Solutions for the toxic algae crisis in Florida and beyond

Karen Chapman

Editor’s note: This post was updated on April 11, 2019.

For over a month in 2016, South Florida Atlantic beaches were blanketed by a sickly green, toxic algae sludge that kept tourists away and businesses reeling.

Florida had a bigger headache that summer than most states, but algae blooms are hardly unique.

The same season, more than 100 people were sickened by toxic algae in a Utah lake fed by agricultural runoff and treated sewage water. Algae-soiled beaches are a perennial health threat in China and the Baltic region. And just two summers ago, an outbreak in Lake Erie forced the City of Toledo to ban city water for nearly half a million residents.

We know that climate change is further exacerbating our algae problem – but also that there are ways to reduce the runoff that causes water quality issues and kills marine life, year after year.

Data supplied >>
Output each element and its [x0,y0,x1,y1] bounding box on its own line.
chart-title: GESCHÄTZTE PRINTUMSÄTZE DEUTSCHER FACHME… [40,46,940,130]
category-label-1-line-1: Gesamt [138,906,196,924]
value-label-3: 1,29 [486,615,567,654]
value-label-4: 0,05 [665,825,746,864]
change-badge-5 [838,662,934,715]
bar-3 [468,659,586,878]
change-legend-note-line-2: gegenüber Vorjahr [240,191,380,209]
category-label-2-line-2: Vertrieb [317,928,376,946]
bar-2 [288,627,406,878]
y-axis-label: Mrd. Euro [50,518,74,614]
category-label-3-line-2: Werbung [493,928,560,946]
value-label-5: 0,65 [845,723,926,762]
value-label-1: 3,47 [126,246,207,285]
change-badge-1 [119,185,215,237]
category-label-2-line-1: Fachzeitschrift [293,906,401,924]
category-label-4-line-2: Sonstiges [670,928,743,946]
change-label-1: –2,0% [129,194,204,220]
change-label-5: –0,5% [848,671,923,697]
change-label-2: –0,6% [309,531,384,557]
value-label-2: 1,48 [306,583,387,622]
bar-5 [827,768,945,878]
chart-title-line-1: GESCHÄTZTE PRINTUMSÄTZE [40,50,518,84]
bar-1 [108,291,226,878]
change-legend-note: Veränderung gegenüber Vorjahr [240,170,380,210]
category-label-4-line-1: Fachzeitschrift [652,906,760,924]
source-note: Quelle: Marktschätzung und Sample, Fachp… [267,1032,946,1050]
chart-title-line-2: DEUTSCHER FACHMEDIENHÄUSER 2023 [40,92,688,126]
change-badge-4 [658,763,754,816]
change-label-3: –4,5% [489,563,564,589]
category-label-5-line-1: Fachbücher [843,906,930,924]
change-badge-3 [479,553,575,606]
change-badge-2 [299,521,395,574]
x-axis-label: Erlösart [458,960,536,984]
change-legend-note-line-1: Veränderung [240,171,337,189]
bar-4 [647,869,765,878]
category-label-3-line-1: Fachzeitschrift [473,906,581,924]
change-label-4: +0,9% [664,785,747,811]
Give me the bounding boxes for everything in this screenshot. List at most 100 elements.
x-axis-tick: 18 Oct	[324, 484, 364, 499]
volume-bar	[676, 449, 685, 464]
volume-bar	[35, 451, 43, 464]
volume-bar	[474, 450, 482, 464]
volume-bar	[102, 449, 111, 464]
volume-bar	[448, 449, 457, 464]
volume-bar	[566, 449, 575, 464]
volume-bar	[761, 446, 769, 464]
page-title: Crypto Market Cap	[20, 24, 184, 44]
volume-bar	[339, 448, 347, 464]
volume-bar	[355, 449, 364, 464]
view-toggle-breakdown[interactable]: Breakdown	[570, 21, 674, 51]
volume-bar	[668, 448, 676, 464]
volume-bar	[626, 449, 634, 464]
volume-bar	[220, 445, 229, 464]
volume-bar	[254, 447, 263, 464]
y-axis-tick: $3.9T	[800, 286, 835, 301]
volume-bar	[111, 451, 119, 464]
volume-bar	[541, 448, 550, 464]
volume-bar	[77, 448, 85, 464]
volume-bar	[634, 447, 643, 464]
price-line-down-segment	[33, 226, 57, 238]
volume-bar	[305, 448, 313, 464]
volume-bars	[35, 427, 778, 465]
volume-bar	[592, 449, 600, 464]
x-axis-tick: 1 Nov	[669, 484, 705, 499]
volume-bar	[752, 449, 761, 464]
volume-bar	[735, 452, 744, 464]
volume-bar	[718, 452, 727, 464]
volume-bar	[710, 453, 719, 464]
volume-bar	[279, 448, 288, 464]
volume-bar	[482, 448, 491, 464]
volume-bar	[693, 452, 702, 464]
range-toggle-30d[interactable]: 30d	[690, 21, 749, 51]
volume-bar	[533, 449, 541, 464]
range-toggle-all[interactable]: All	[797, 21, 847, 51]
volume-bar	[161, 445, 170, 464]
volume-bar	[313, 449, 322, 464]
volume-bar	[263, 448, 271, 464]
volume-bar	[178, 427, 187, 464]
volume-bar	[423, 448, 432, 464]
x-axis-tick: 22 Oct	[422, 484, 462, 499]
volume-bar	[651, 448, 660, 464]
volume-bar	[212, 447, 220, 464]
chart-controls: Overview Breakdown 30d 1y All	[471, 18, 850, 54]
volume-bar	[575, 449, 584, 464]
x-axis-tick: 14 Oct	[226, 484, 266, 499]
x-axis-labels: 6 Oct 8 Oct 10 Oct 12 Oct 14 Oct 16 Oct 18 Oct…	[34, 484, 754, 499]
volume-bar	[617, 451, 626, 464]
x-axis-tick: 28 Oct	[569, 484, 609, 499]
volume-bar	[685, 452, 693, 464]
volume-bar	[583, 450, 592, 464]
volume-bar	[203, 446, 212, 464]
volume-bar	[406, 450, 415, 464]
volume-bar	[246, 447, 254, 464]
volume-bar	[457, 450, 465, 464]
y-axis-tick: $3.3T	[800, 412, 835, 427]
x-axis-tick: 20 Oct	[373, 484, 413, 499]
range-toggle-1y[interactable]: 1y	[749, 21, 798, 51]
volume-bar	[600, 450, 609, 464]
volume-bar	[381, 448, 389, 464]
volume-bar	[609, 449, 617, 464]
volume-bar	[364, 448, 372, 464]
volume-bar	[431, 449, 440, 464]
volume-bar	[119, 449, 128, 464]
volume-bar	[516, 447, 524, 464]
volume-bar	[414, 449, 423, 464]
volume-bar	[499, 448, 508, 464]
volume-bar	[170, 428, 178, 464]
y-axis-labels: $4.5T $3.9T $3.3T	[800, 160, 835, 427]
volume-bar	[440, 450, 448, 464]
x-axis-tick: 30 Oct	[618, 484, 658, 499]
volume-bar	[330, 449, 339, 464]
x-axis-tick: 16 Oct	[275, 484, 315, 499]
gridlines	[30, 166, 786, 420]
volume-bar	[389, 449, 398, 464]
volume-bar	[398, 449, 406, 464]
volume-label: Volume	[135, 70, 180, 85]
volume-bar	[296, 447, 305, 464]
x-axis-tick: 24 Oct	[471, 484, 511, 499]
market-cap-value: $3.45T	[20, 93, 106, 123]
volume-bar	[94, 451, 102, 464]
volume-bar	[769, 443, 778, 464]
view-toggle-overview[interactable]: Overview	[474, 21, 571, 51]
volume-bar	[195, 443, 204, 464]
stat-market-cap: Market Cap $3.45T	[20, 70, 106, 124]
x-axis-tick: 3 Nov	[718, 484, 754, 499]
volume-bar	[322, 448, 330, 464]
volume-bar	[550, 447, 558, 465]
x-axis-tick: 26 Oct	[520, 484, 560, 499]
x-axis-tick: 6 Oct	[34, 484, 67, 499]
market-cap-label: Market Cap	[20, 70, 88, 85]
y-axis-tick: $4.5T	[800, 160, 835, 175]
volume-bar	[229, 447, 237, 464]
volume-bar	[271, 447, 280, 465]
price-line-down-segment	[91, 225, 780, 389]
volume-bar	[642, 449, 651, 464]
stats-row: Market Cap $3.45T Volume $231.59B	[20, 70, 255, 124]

Prompt 1 >> According to the algae-crisis text, how many people were sickened by toxic algae in the Utah lake?
Prompt 2 >> Using the algae-crisis text, explain why the City of Toledo banned city water for nearly half a million residents.
Prompt 3 >> Reproduce word for word the part of the algae-crisis text that begins at the words "For over a month" and stops after the words "and businesses reeling.".

Task answer 1 >> More than 100 people.

Task answer 2 >> The City of Toledo banned city water because of an algae outbreak in Lake Erie.

Task answer 3 >>
For over a month in 2016, South Florida Atlantic beaches were blanketed by a sickly green, toxic algae sludge that kept tourists away and businesses reeling.